> _Stored records_:

.....

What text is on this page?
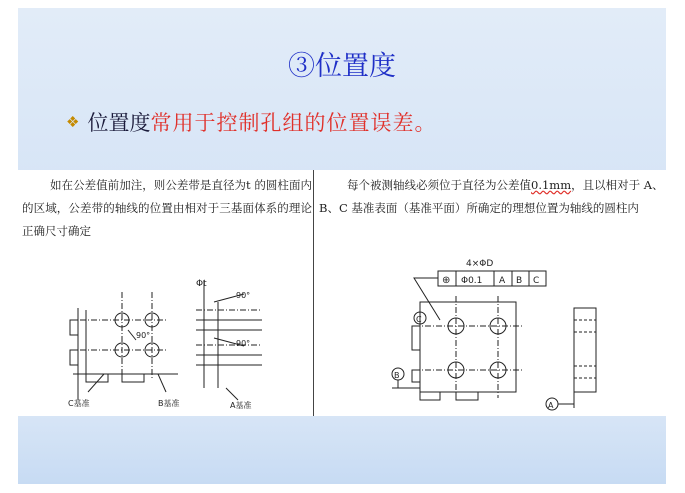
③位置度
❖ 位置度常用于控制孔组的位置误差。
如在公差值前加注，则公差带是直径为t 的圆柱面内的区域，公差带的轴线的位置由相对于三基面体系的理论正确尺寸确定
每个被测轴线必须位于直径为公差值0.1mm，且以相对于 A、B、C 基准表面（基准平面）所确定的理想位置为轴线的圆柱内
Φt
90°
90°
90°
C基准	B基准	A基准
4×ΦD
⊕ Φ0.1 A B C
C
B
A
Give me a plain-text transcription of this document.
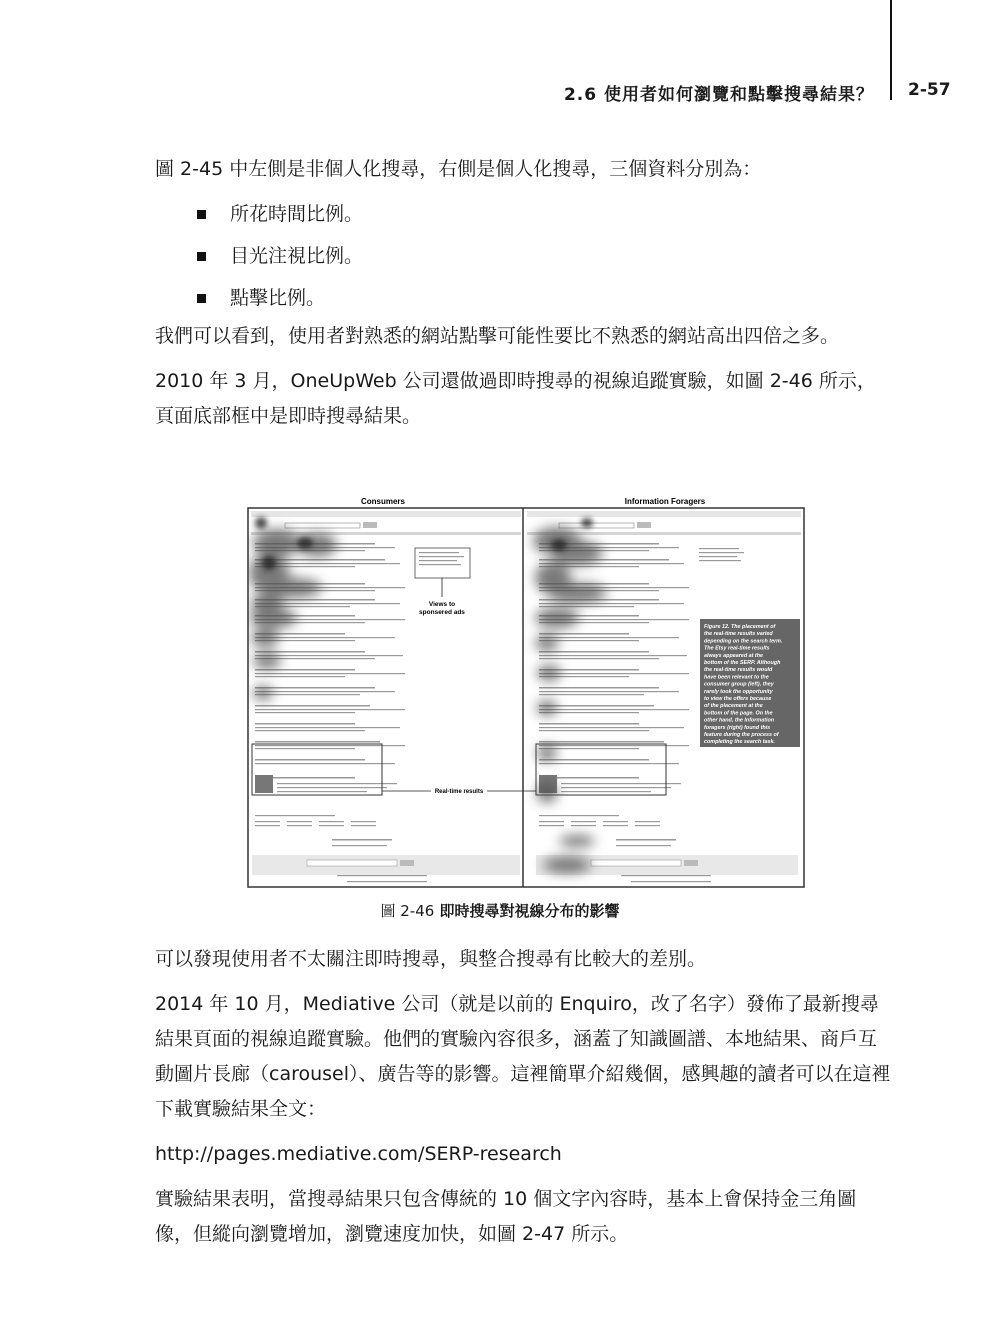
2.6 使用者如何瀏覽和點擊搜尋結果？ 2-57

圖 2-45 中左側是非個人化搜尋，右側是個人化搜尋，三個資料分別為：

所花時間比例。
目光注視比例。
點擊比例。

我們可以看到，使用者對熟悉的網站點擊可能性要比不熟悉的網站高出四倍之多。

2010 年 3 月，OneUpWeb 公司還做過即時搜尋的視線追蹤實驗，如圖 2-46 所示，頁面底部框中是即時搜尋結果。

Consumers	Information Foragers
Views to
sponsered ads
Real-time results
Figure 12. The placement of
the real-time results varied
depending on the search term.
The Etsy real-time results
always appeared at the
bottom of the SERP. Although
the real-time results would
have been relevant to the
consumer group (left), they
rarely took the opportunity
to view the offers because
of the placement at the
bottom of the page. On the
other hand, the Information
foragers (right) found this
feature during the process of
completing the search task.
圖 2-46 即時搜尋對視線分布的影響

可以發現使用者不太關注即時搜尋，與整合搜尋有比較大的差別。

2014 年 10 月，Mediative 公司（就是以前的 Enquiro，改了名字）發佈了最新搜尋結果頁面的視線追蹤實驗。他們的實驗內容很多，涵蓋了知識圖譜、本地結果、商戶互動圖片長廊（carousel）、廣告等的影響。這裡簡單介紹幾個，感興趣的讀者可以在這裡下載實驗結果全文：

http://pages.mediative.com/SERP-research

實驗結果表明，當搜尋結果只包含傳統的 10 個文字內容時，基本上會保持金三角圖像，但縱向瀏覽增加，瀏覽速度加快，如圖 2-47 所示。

.....

> _Exercise directions_: In the records above, locate the line with "Give me a plain-text"; output it and each line after it through the last one, exactly, omitting pictures.

> _Task output_:
Give me a plain-text transcription of this document.
2.6 使用者如何瀏覽和點擊搜尋結果？ 2-57

圖 2-45 中左側是非個人化搜尋，右側是個人化搜尋，三個資料分別為：

所花時間比例。
目光注視比例。
點擊比例。

我們可以看到，使用者對熟悉的網站點擊可能性要比不熟悉的網站高出四倍之多。

2010 年 3 月，OneUpWeb 公司還做過即時搜尋的視線追蹤實驗，如圖 2-46 所示，頁面底部框中是即時搜尋結果。

Consumers	Information Foragers
Views to
sponsered ads
Real-time results
Figure 12. The placement of
the real-time results varied
depending on the search term.
The Etsy real-time results
always appeared at the
bottom of the SERP. Although
the real-time results would
have been relevant to the
consumer group (left), they
rarely took the opportunity
to view the offers because
of the placement at the
bottom of the page. On the
other hand, the Information
foragers (right) found this
feature during the process of
completing the search task.
圖 2-46 即時搜尋對視線分布的影響

可以發現使用者不太關注即時搜尋，與整合搜尋有比較大的差別。

2014 年 10 月，Mediative 公司（就是以前的 Enquiro，改了名字）發佈了最新搜尋結果頁面的視線追蹤實驗。他們的實驗內容很多，涵蓋了知識圖譜、本地結果、商戶互動圖片長廊（carousel）、廣告等的影響。這裡簡單介紹幾個，感興趣的讀者可以在這裡下載實驗結果全文：

http://pages.mediative.com/SERP-research

實驗結果表明，當搜尋結果只包含傳統的 10 個文字內容時，基本上會保持金三角圖像，但縱向瀏覽增加，瀏覽速度加快，如圖 2-47 所示。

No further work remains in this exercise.